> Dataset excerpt
============

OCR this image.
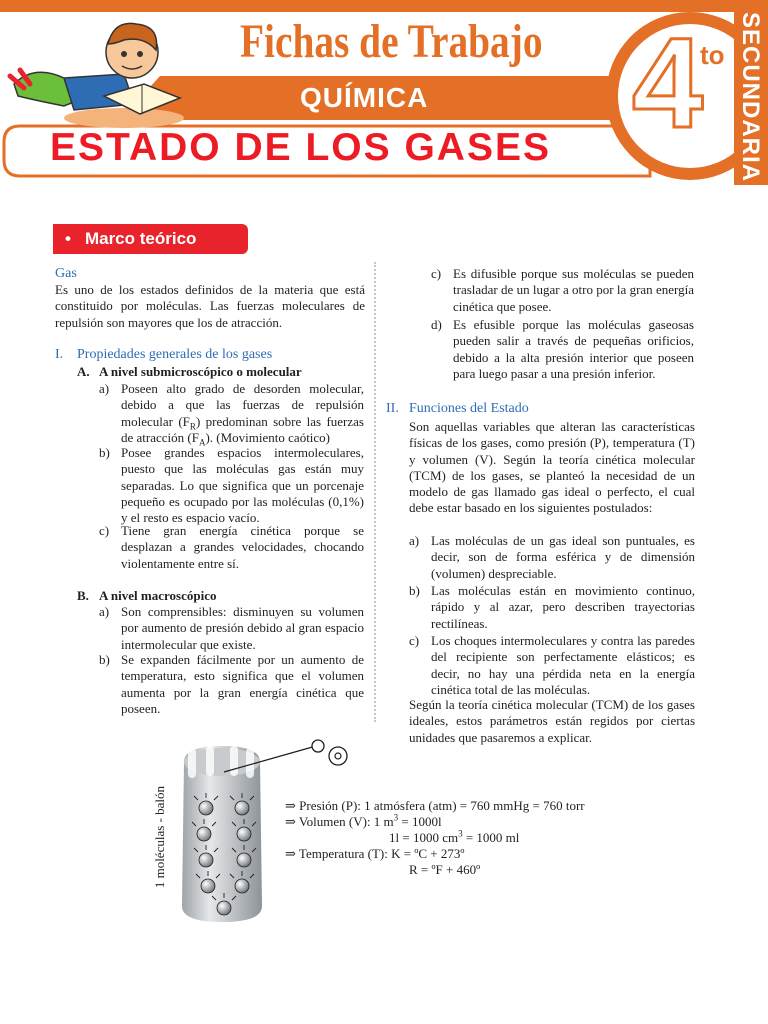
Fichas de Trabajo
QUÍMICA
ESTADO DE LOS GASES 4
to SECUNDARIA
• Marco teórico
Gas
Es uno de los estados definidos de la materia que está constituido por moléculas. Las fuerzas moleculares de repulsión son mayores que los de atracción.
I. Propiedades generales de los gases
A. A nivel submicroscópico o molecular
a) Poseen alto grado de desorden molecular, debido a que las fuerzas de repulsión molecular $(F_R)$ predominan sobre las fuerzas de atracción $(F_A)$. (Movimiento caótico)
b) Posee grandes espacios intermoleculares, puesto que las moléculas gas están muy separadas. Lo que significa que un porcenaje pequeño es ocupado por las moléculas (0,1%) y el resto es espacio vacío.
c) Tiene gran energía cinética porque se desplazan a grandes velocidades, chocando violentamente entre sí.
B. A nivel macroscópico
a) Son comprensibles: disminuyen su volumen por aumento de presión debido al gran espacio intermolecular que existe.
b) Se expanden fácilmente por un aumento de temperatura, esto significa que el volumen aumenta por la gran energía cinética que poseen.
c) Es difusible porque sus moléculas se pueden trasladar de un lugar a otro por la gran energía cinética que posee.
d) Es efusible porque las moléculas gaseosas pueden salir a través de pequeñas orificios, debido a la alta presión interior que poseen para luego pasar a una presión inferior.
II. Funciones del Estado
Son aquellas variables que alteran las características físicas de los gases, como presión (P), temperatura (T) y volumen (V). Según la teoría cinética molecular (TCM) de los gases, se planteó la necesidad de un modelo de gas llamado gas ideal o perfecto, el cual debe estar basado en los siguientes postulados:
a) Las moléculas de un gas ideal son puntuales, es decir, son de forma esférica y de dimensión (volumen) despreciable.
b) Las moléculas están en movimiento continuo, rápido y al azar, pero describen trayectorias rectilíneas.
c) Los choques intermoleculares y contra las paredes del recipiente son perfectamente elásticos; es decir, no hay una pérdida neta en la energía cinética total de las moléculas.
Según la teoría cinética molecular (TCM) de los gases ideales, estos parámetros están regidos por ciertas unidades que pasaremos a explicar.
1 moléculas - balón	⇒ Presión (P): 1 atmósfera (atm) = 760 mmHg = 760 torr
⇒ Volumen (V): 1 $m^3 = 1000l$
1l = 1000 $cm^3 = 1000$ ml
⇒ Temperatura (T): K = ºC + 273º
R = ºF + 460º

============

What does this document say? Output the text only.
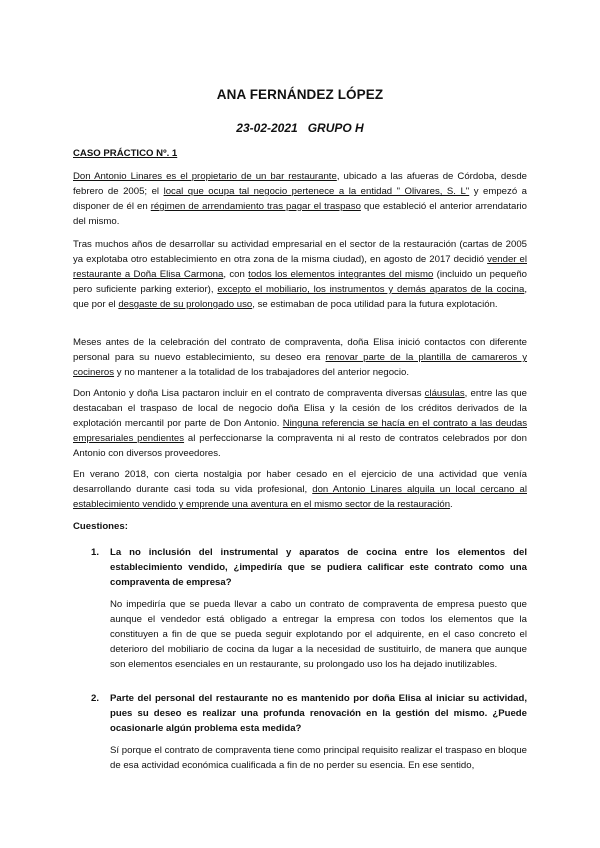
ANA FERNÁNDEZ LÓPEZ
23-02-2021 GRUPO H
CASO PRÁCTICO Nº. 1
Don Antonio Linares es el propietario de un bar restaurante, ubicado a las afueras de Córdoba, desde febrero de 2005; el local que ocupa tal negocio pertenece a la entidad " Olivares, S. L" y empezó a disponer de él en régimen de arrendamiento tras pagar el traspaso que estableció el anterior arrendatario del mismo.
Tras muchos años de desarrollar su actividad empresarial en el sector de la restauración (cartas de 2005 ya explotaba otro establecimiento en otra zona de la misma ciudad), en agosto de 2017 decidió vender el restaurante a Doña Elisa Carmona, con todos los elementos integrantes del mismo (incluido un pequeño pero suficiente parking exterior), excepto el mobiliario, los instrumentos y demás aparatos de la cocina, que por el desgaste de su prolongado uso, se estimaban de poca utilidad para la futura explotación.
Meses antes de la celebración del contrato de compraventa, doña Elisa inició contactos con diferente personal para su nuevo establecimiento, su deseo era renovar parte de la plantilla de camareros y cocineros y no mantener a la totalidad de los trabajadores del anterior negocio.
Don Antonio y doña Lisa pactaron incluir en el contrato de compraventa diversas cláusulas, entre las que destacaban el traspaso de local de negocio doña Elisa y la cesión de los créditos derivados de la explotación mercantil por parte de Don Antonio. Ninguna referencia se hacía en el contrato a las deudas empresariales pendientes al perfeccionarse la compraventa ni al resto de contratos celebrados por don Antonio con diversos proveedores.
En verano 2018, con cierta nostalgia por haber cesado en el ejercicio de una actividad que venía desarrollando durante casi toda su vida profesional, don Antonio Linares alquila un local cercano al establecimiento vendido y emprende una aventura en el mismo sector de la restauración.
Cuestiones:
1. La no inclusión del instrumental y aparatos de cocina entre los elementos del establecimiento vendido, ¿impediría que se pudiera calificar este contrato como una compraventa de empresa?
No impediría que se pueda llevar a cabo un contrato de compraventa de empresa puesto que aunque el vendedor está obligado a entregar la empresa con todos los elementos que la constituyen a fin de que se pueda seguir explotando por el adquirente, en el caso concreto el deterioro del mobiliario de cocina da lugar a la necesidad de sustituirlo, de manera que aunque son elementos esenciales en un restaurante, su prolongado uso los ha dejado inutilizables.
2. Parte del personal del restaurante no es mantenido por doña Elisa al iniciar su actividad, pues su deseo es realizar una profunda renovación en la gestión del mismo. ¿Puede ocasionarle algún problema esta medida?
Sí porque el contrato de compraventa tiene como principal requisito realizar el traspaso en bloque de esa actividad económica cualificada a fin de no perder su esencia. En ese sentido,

============

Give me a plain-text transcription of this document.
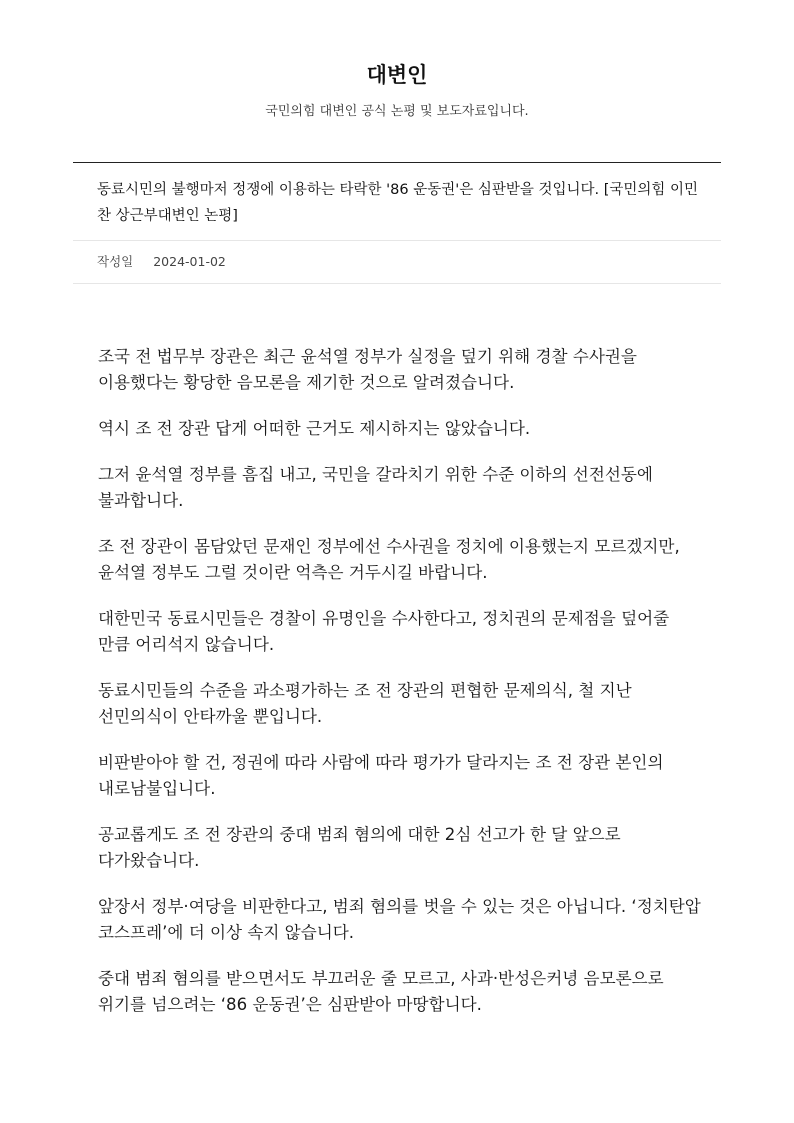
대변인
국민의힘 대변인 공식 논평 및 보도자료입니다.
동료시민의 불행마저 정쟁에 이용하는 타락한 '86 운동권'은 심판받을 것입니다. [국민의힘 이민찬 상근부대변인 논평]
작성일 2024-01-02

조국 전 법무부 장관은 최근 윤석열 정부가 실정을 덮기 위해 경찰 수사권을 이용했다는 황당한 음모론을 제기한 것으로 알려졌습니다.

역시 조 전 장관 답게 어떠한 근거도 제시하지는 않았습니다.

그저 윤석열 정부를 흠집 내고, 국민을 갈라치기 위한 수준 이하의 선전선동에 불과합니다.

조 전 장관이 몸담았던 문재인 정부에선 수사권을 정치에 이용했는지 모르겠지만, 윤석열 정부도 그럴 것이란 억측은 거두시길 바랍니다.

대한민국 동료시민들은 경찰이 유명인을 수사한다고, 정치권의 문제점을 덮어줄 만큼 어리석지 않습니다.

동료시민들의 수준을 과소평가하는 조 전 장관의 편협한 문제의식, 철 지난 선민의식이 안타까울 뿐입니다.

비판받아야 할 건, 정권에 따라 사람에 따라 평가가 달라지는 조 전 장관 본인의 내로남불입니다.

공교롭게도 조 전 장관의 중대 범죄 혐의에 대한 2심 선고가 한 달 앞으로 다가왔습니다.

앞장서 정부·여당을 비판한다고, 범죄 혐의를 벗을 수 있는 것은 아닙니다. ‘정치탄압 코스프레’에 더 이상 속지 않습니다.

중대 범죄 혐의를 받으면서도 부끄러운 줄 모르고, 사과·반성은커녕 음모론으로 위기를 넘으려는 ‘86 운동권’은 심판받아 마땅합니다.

============

> EXERCISE OBJECTIVE
Your reply is one number: how many lines of the records above contain the word "repulsión".

> WRITTEN RESPONSE
2